**PROBLEM**:
All of the data must be printed exactly; please include every line.

(Dataset entries)
□ □ □ □

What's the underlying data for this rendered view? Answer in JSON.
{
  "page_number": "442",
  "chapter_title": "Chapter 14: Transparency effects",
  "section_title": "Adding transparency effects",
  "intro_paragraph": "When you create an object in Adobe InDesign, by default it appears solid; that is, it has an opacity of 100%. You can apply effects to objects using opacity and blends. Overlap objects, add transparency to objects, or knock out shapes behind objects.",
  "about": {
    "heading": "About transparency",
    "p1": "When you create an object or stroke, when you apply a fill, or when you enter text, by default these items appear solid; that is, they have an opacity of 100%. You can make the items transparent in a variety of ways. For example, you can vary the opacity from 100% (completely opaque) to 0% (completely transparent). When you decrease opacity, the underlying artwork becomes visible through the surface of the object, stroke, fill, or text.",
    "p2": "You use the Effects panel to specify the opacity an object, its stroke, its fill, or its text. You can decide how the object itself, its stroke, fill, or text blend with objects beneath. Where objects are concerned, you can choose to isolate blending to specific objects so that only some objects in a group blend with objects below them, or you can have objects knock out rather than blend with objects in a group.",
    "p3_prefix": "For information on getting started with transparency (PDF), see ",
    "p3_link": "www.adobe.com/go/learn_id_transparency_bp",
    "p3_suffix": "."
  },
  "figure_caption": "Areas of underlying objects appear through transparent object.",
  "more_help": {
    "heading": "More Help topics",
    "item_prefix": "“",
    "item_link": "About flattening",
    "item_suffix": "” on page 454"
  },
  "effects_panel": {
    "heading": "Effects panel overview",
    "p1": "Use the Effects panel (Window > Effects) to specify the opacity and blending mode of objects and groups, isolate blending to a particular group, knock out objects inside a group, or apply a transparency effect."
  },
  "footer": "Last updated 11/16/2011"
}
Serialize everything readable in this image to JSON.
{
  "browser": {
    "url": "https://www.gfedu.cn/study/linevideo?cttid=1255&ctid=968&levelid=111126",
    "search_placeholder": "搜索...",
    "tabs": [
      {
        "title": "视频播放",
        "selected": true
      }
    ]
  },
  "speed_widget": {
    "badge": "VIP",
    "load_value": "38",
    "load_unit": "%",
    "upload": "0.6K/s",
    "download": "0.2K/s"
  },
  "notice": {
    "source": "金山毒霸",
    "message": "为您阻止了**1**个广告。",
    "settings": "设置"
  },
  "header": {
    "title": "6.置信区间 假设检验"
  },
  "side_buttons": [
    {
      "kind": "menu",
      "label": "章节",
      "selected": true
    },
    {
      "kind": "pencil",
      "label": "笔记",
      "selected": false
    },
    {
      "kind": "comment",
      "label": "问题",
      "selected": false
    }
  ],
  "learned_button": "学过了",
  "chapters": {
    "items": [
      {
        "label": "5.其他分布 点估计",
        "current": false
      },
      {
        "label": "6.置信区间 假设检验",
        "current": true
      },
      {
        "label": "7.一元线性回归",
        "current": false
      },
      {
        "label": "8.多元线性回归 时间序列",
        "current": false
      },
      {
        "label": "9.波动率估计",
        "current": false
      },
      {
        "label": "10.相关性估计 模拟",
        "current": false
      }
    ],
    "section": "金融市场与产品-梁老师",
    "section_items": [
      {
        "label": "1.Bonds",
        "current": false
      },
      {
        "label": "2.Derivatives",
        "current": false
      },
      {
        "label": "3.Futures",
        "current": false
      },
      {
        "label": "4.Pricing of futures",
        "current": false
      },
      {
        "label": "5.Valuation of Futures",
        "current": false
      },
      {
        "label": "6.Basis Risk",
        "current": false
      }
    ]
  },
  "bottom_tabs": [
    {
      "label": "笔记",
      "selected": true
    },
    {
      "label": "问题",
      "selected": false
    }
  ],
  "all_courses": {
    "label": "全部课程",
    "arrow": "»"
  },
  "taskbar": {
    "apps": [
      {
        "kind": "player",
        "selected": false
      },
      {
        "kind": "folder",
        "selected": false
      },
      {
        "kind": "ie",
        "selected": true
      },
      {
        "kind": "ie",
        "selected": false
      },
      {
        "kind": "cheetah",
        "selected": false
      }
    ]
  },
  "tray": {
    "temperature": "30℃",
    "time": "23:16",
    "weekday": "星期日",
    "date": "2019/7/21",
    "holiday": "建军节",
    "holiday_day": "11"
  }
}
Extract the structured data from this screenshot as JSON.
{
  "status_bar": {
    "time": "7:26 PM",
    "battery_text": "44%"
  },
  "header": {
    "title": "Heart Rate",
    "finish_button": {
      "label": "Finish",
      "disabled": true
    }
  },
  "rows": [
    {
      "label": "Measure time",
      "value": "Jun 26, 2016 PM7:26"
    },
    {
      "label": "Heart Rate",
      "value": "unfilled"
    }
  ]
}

□ □ □ □

**WRITTEN RESPONSE**:
What's the underlying data for this rendered view? Answer in JSON.
{
  "page_number": "442",
  "chapter_title": "Chapter 14: Transparency effects",
  "section_title": "Adding transparency effects",
  "intro_paragraph": "When you create an object in Adobe InDesign, by default it appears solid; that is, it has an opacity of 100%. You can apply effects to objects using opacity and blends. Overlap objects, add transparency to objects, or knock out shapes behind objects.",
  "about": {
    "heading": "About transparency",
    "p1": "When you create an object or stroke, when you apply a fill, or when you enter text, by default these items appear solid; that is, they have an opacity of 100%. You can make the items transparent in a variety of ways. For example, you can vary the opacity from 100% (completely opaque) to 0% (completely transparent). When you decrease opacity, the underlying artwork becomes visible through the surface of the object, stroke, fill, or text.",
    "p2": "You use the Effects panel to specify the opacity an object, its stroke, its fill, or its text. You can decide how the object itself, its stroke, fill, or text blend with objects beneath. Where objects are concerned, you can choose to isolate blending to specific objects so that only some objects in a group blend with objects below them, or you can have objects knock out rather than blend with objects in a group.",
    "p3_prefix": "For information on getting started with transparency (PDF), see ",
    "p3_link": "www.adobe.com/go/learn_id_transparency_bp",
    "p3_suffix": "."
  },
  "figure_caption": "Areas of underlying objects appear through transparent object.",
  "more_help": {
    "heading": "More Help topics",
    "item_prefix": "“",
    "item_link": "About flattening",
    "item_suffix": "” on page 454"
  },
  "effects_panel": {
    "heading": "Effects panel overview",
    "p1": "Use the Effects panel (Window > Effects) to specify the opacity and blending mode of objects and groups, isolate blending to a particular group, knock out objects inside a group, or apply a transparency effect."
  },
  "footer": "Last updated 11/16/2011"
}
Serialize everything readable in this image to JSON.
{
  "browser": {
    "url": "https://www.gfedu.cn/study/linevideo?cttid=1255&ctid=968&levelid=111126",
    "search_placeholder": "搜索...",
    "tabs": [
      {
        "title": "视频播放",
        "selected": true
      }
    ]
  },
  "speed_widget": {
    "badge": "VIP",
    "load_value": "38",
    "load_unit": "%",
    "upload": "0.6K/s",
    "download": "0.2K/s"
  },
  "notice": {
    "source": "金山毒霸",
    "message": "为您阻止了**1**个广告。",
    "settings": "设置"
  },
  "header": {
    "title": "6.置信区间 假设检验"
  },
  "side_buttons": [
    {
      "kind": "menu",
      "label": "章节",
      "selected": true
    },
    {
      "kind": "pencil",
      "label": "笔记",
      "selected": false
    },
    {
      "kind": "comment",
      "label": "问题",
      "selected": false
    }
  ],
  "learned_button": "学过了",
  "chapters": {
    "items": [
      {
        "label": "5.其他分布 点估计",
        "current": false
      },
      {
        "label": "6.置信区间 假设检验",
        "current": true
      },
      {
        "label": "7.一元线性回归",
        "current": false
      },
      {
        "label": "8.多元线性回归 时间序列",
        "current": false
      },
      {
        "label": "9.波动率估计",
        "current": false
      },
      {
        "label": "10.相关性估计 模拟",
        "current": false
      }
    ],
    "section": "金融市场与产品-梁老师",
    "section_items": [
      {
        "label": "1.Bonds",
        "current": false
      },
      {
        "label": "2.Derivatives",
        "current": false
      },
      {
        "label": "3.Futures",
        "current": false
      },
      {
        "label": "4.Pricing of futures",
        "current": false
      },
      {
        "label": "5.Valuation of Futures",
        "current": false
      },
      {
        "label": "6.Basis Risk",
        "current": false
      }
    ]
  },
  "bottom_tabs": [
    {
      "label": "笔记",
      "selected": true
    },
    {
      "label": "问题",
      "selected": false
    }
  ],
  "all_courses": {
    "label": "全部课程",
    "arrow": "»"
  },
  "taskbar": {
    "apps": [
      {
        "kind": "player",
        "selected": false
      },
      {
        "kind": "folder",
        "selected": false
      },
      {
        "kind": "ie",
        "selected": true
      },
      {
        "kind": "ie",
        "selected": false
      },
      {
        "kind": "cheetah",
        "selected": false
      }
    ]
  },
  "tray": {
    "temperature": "30℃",
    "time": "23:16",
    "weekday": "星期日",
    "date": "2019/7/21",
    "holiday": "建军节",
    "holiday_day": "11"
  }
}
Extract the structured data from this screenshot as JSON.
{
  "status_bar": {
    "time": "7:26 PM",
    "battery_text": "44%"
  },
  "header": {
    "title": "Heart Rate",
    "finish_button": {
      "label": "Finish",
      "disabled": true
    }
  },
  "rows": [
    {
      "label": "Measure time",
      "value": "Jun 26, 2016 PM7:26"
    },
    {
      "label": "Heart Rate",
      "value": "unfilled"
    }
  ]
}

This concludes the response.